§ What is needed: Rewrite all of the entries below, substituting "data-marker" for every occurrence of "data-point" and leaving everything else unchanged. Omit the pictures from your answer.

§ Input material:
···

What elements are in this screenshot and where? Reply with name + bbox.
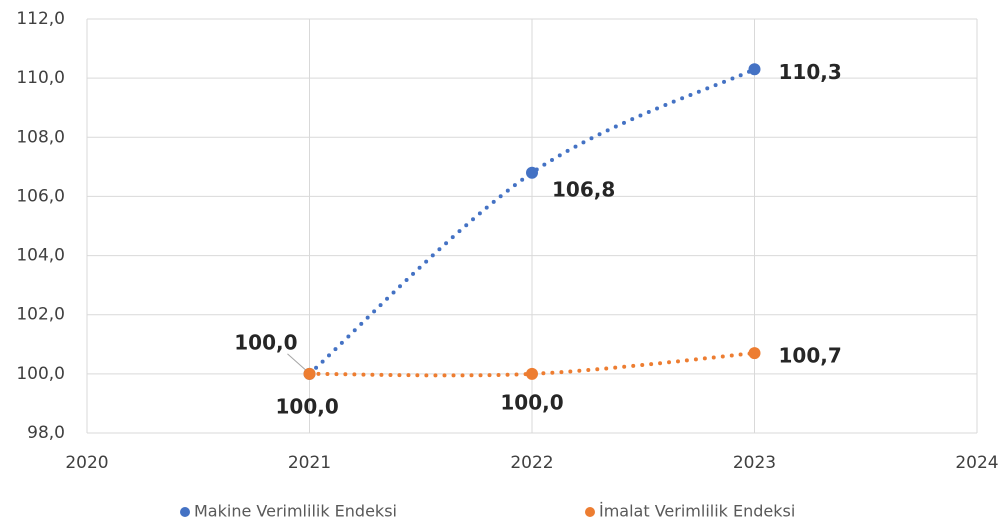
data-point <box>748 63 761 76</box>
data-label: 100,7 <box>779 344 842 368</box>
data-point <box>526 367 538 380</box>
y-tick-label: 106,0 <box>16 186 65 206</box>
data-label: 110,3 <box>779 60 842 84</box>
y-tick-label: 102,0 <box>16 305 65 325</box>
legend-marker <box>585 507 595 517</box>
y-tick-label: 110,0 <box>16 68 65 88</box>
x-tick-label: 2021 <box>288 453 331 473</box>
x-tick-label: 2024 <box>955 453 998 473</box>
data-point <box>748 347 761 360</box>
x-tick-label: 2023 <box>733 453 776 473</box>
data-point <box>303 367 316 380</box>
leader-line <box>287 353 306 371</box>
legend-label: Makine Verimlilik Endeksi <box>194 502 397 521</box>
series-line <box>307 351 757 378</box>
x-tick-label: 2020 <box>65 453 108 473</box>
legend-label: İmalat Verimlilik Endeksi <box>599 502 795 521</box>
legend-marker <box>180 507 190 517</box>
y-tick-label: 100,0 <box>16 364 65 384</box>
data-label: 100,0 <box>234 330 297 354</box>
data-label: 100,0 <box>276 394 339 418</box>
y-tick-label: 112,0 <box>16 9 65 29</box>
y-tick-label: 108,0 <box>16 127 65 147</box>
y-tick-label: 98,0 <box>27 423 65 443</box>
data-label: 100,0 <box>500 390 563 414</box>
data-label: 106,8 <box>552 177 615 201</box>
x-tick-label: 2022 <box>510 453 553 473</box>
data-point <box>526 166 538 179</box>
y-tick-label: 104,0 <box>16 246 65 266</box>
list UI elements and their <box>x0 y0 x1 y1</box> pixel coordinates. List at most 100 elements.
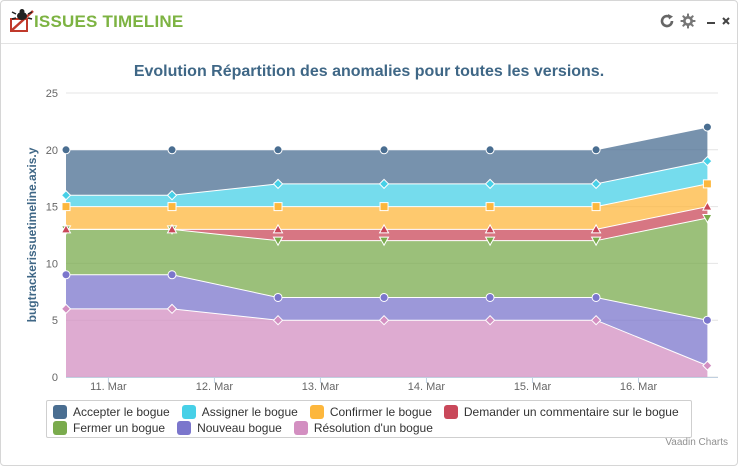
data-point[interactable] <box>484 223 496 234</box>
refresh-icon[interactable] <box>658 12 676 30</box>
data-point[interactable] <box>166 303 178 315</box>
panel-header: ISSUES TIMELINE <box>1 1 737 44</box>
data-point[interactable] <box>590 314 602 326</box>
data-point[interactable] <box>272 236 284 247</box>
data-point[interactable] <box>702 179 712 189</box>
data-point[interactable] <box>590 236 602 247</box>
y-tick-label: 0 <box>52 372 58 384</box>
legend-label: Nouveau bogue <box>197 421 282 435</box>
chart-title: Evolution Répartition des anomalies pour… <box>133 63 605 80</box>
data-point[interactable] <box>484 236 496 247</box>
data-point[interactable] <box>590 178 602 190</box>
data-point[interactable] <box>61 202 71 212</box>
data-point[interactable] <box>60 303 72 315</box>
legend-label: Fermer un bogue <box>73 421 166 435</box>
legend-row: Accepter le bogue Assigner le bogue Confir… <box>53 404 691 420</box>
data-point[interactable] <box>702 155 713 167</box>
legend-item[interactable]: Assigner le bogue <box>181 405 298 419</box>
legend-swatch <box>177 421 192 435</box>
data-point[interactable] <box>167 270 177 280</box>
panel-title: ISSUES TIMELINE <box>34 12 184 31</box>
data-point[interactable] <box>61 270 71 280</box>
x-tick-label: 15. Mar <box>514 381 552 393</box>
data-point[interactable] <box>273 202 283 212</box>
data-point[interactable] <box>702 213 713 224</box>
data-point[interactable] <box>702 315 712 325</box>
data-point[interactable] <box>379 202 389 212</box>
data-point[interactable] <box>590 223 602 234</box>
x-tick-label: 12. Mar <box>196 381 234 393</box>
legend-swatch <box>53 405 67 419</box>
data-point[interactable] <box>485 292 495 302</box>
legend-item[interactable]: Accepter le bogue <box>53 405 170 419</box>
data-point[interactable] <box>485 145 495 155</box>
data-point[interactable] <box>702 122 712 132</box>
data-point[interactable] <box>702 201 713 211</box>
data-point[interactable] <box>60 223 72 234</box>
y-tick-label: 10 <box>46 258 58 270</box>
data-point[interactable] <box>60 190 72 201</box>
data-point[interactable] <box>272 314 284 326</box>
data-point[interactable] <box>378 178 390 190</box>
legend-swatch <box>293 421 308 435</box>
legend-label: Confirmer le bogue <box>329 405 432 419</box>
data-point[interactable] <box>702 360 713 371</box>
data-point[interactable] <box>167 145 177 155</box>
legend-item[interactable]: Fermer un bogue <box>53 421 165 435</box>
data-point[interactable] <box>379 145 389 155</box>
legend-item[interactable]: Demander un commentaire sur le bogue <box>443 405 679 419</box>
y-axis-label: bugtrackerissuetimeline.axis.y <box>25 147 39 322</box>
close-icon[interactable] <box>717 12 735 30</box>
y-tick-label: 25 <box>46 88 58 100</box>
data-point[interactable] <box>273 145 283 155</box>
legend-item[interactable]: Résolution d'un bogue <box>293 421 433 435</box>
area-demander-un-commentaire-sur-le-bogue[interactable] <box>66 206 708 241</box>
area-accepter-le-bogue[interactable] <box>66 127 708 196</box>
x-tick-label: 16. Mar <box>620 381 658 393</box>
data-point[interactable] <box>272 223 284 234</box>
legend-swatch <box>53 421 67 435</box>
data-point[interactable] <box>379 292 389 302</box>
minimize-icon[interactable] <box>702 12 720 30</box>
data-point[interactable] <box>166 223 178 234</box>
area-fermer-un-bogue[interactable] <box>66 217 708 321</box>
legend-swatch <box>181 405 196 419</box>
x-tick-label: 14. Mar <box>408 381 446 393</box>
legend-label: Résolution d'un bogue <box>313 421 433 435</box>
data-point[interactable] <box>378 236 390 247</box>
legend-label: Accepter le bogue <box>73 405 170 419</box>
stacked-area-chart: 11. Mar 12. Mar 13. Mar 14. Mar 15. Mar 16. M… <box>25 88 718 393</box>
data-point[interactable] <box>273 292 283 302</box>
y-axis: 0 5 10 15 20 25 <box>46 88 58 384</box>
data-point[interactable] <box>485 202 495 212</box>
chart-legend: Accepter le bogue Assigner le bogue Confir… <box>46 400 692 438</box>
y-tick-label: 5 <box>52 315 58 327</box>
data-point[interactable] <box>378 223 390 234</box>
legend-item[interactable]: Nouveau bogue <box>177 421 282 435</box>
legend-swatch <box>443 405 458 419</box>
data-point[interactable] <box>61 145 71 155</box>
gear-icon[interactable] <box>679 12 697 30</box>
data-point[interactable] <box>166 190 178 201</box>
series-markers <box>60 122 713 371</box>
data-point[interactable] <box>272 178 284 190</box>
data-point[interactable] <box>484 314 496 326</box>
x-axis: 11. Mar 12. Mar 13. Mar 14. Mar 15. Mar 16. M… <box>66 377 718 393</box>
area-r-solution-d-un-bogue[interactable] <box>66 308 708 377</box>
legend-label: Assigner le bogue <box>201 405 298 419</box>
data-point[interactable] <box>167 202 177 212</box>
x-tick-label: 13. Mar <box>302 381 340 393</box>
data-point[interactable] <box>484 178 496 190</box>
chart-credits[interactable]: Vaadin Charts <box>665 437 728 448</box>
legend-item[interactable]: Confirmer le bogue <box>309 405 432 419</box>
legend-swatch <box>309 405 324 419</box>
x-tick-label: 11. Mar <box>90 381 127 393</box>
legend-label: Demander un commentaire sur le bogue <box>463 405 679 419</box>
y-tick-label: 20 <box>46 145 58 157</box>
data-point[interactable] <box>378 314 390 326</box>
data-point[interactable] <box>591 202 601 212</box>
data-point[interactable] <box>591 292 601 302</box>
area-series <box>66 127 708 377</box>
data-point[interactable] <box>591 145 601 155</box>
bug-logo-icon <box>10 9 34 32</box>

···

§ Output of the exercise:
What elements are in this screenshot and where? Reply with name + bbox.
data-marker <box>748 63 761 76</box>
data-label: 100,7 <box>779 344 842 368</box>
data-marker <box>526 367 538 380</box>
y-tick-label: 106,0 <box>16 186 65 206</box>
data-label: 110,3 <box>779 60 842 84</box>
y-tick-label: 102,0 <box>16 305 65 325</box>
legend-marker <box>585 507 595 517</box>
y-tick-label: 110,0 <box>16 68 65 88</box>
x-tick-label: 2021 <box>288 453 331 473</box>
x-tick-label: 2024 <box>955 453 998 473</box>
data-marker <box>748 347 761 360</box>
x-tick-label: 2023 <box>733 453 776 473</box>
data-marker <box>303 367 316 380</box>
leader-line <box>287 353 306 371</box>
legend-label: Makine Verimlilik Endeksi <box>194 502 397 521</box>
series-line <box>307 351 757 378</box>
x-tick-label: 2020 <box>65 453 108 473</box>
legend-label: İmalat Verimlilik Endeksi <box>599 502 795 521</box>
legend-marker <box>180 507 190 517</box>
y-tick-label: 100,0 <box>16 364 65 384</box>
data-label: 100,0 <box>234 330 297 354</box>
data-label: 100,0 <box>276 394 339 418</box>
y-tick-label: 112,0 <box>16 9 65 29</box>
y-tick-label: 108,0 <box>16 127 65 147</box>
y-tick-label: 98,0 <box>27 423 65 443</box>
data-label: 100,0 <box>500 390 563 414</box>
data-label: 106,8 <box>552 177 615 201</box>
x-tick-label: 2022 <box>510 453 553 473</box>
data-marker <box>526 166 538 179</box>
y-tick-label: 104,0 <box>16 246 65 266</box>
list UI elements and their <box>x0 y0 x1 y1</box> pixel coordinates. List at most 100 elements.
data-marker[interactable] <box>484 223 496 234</box>
refresh-icon[interactable] <box>658 12 676 30</box>
data-marker[interactable] <box>166 303 178 315</box>
panel-header: ISSUES TIMELINE <box>1 1 737 44</box>
data-marker[interactable] <box>590 314 602 326</box>
data-marker[interactable] <box>272 236 284 247</box>
data-marker[interactable] <box>702 179 712 189</box>
data-marker[interactable] <box>590 236 602 247</box>
y-tick-label: 0 <box>52 372 58 384</box>
legend-label: Nouveau bogue <box>197 421 282 435</box>
chart-title: Evolution Répartition des anomalies pour… <box>133 63 605 80</box>
data-marker[interactable] <box>484 236 496 247</box>
data-marker[interactable] <box>590 178 602 190</box>
data-marker[interactable] <box>61 202 71 212</box>
data-marker[interactable] <box>60 303 72 315</box>
legend-label: Fermer un bogue <box>73 421 166 435</box>
legend-row: Accepter le bogue Assigner le bogue Confir… <box>53 404 691 420</box>
data-marker[interactable] <box>702 155 713 167</box>
legend-item[interactable]: Assigner le bogue <box>181 405 298 419</box>
legend-swatch <box>177 421 192 435</box>
data-marker[interactable] <box>167 270 177 280</box>
panel-title: ISSUES TIMELINE <box>34 12 184 31</box>
data-marker[interactable] <box>61 270 71 280</box>
x-tick-label: 15. Mar <box>514 381 552 393</box>
data-marker[interactable] <box>273 202 283 212</box>
data-marker[interactable] <box>702 213 713 224</box>
data-marker[interactable] <box>702 315 712 325</box>
data-marker[interactable] <box>379 202 389 212</box>
data-marker[interactable] <box>590 223 602 234</box>
x-tick-label: 12. Mar <box>196 381 234 393</box>
legend-swatch <box>53 405 67 419</box>
data-marker[interactable] <box>485 292 495 302</box>
legend-item[interactable]: Accepter le bogue <box>53 405 170 419</box>
data-marker[interactable] <box>485 145 495 155</box>
data-marker[interactable] <box>702 122 712 132</box>
data-marker[interactable] <box>702 201 713 211</box>
data-marker[interactable] <box>60 223 72 234</box>
y-tick-label: 10 <box>46 258 58 270</box>
data-marker[interactable] <box>60 190 72 201</box>
data-marker[interactable] <box>272 314 284 326</box>
data-marker[interactable] <box>378 178 390 190</box>
legend-swatch <box>293 421 308 435</box>
legend-label: Confirmer le bogue <box>329 405 432 419</box>
data-marker[interactable] <box>702 360 713 371</box>
data-marker[interactable] <box>167 145 177 155</box>
legend-item[interactable]: Fermer un bogue <box>53 421 165 435</box>
data-marker[interactable] <box>379 145 389 155</box>
legend-item[interactable]: Demander un commentaire sur le bogue <box>443 405 679 419</box>
y-axis-label: bugtrackerissuetimeline.axis.y <box>25 147 39 322</box>
close-icon[interactable] <box>717 12 735 30</box>
y-tick-label: 25 <box>46 88 58 100</box>
data-marker[interactable] <box>273 145 283 155</box>
legend-item[interactable]: Résolution d'un bogue <box>293 421 433 435</box>
area-demander-un-commentaire-sur-le-bogue[interactable] <box>66 206 708 241</box>
area-accepter-le-bogue[interactable] <box>66 127 708 196</box>
x-tick-label: 16. Mar <box>620 381 658 393</box>
data-marker[interactable] <box>272 223 284 234</box>
legend-swatch <box>53 421 67 435</box>
data-marker[interactable] <box>379 292 389 302</box>
minimize-icon[interactable] <box>702 12 720 30</box>
data-marker[interactable] <box>166 223 178 234</box>
area-fermer-un-bogue[interactable] <box>66 217 708 321</box>
legend-swatch <box>181 405 196 419</box>
x-tick-label: 14. Mar <box>408 381 446 393</box>
legend-label: Résolution d'un bogue <box>313 421 433 435</box>
data-marker[interactable] <box>378 236 390 247</box>
legend-label: Accepter le bogue <box>73 405 170 419</box>
stacked-area-chart: 11. Mar 12. Mar 13. Mar 14. Mar 15. Mar 16. M… <box>25 88 718 393</box>
data-marker[interactable] <box>273 292 283 302</box>
y-axis: 0 5 10 15 20 25 <box>46 88 58 384</box>
data-marker[interactable] <box>485 202 495 212</box>
chart-legend: Accepter le bogue Assigner le bogue Confir… <box>46 400 692 438</box>
y-tick-label: 5 <box>52 315 58 327</box>
data-marker[interactable] <box>378 223 390 234</box>
legend-item[interactable]: Nouveau bogue <box>177 421 282 435</box>
legend-swatch <box>443 405 458 419</box>
data-marker[interactable] <box>61 145 71 155</box>
gear-icon[interactable] <box>679 12 697 30</box>
data-marker[interactable] <box>166 190 178 201</box>
series-markers <box>60 122 713 371</box>
data-marker[interactable] <box>272 178 284 190</box>
data-marker[interactable] <box>484 314 496 326</box>
x-axis: 11. Mar 12. Mar 13. Mar 14. Mar 15. Mar 16. M… <box>66 377 718 393</box>
area-r-solution-d-un-bogue[interactable] <box>66 308 708 377</box>
legend-label: Assigner le bogue <box>201 405 298 419</box>
data-marker[interactable] <box>167 202 177 212</box>
x-tick-label: 13. Mar <box>302 381 340 393</box>
data-marker[interactable] <box>484 178 496 190</box>
chart-credits[interactable]: Vaadin Charts <box>665 437 728 448</box>
legend-item[interactable]: Confirmer le bogue <box>309 405 432 419</box>
legend-swatch <box>309 405 324 419</box>
x-tick-label: 11. Mar <box>90 381 127 393</box>
legend-label: Demander un commentaire sur le bogue <box>463 405 679 419</box>
y-tick-label: 20 <box>46 145 58 157</box>
data-marker[interactable] <box>378 314 390 326</box>
data-marker[interactable] <box>591 202 601 212</box>
data-marker[interactable] <box>591 292 601 302</box>
area-series <box>66 127 708 377</box>
data-marker[interactable] <box>591 145 601 155</box>
bug-logo-icon <box>10 9 34 32</box>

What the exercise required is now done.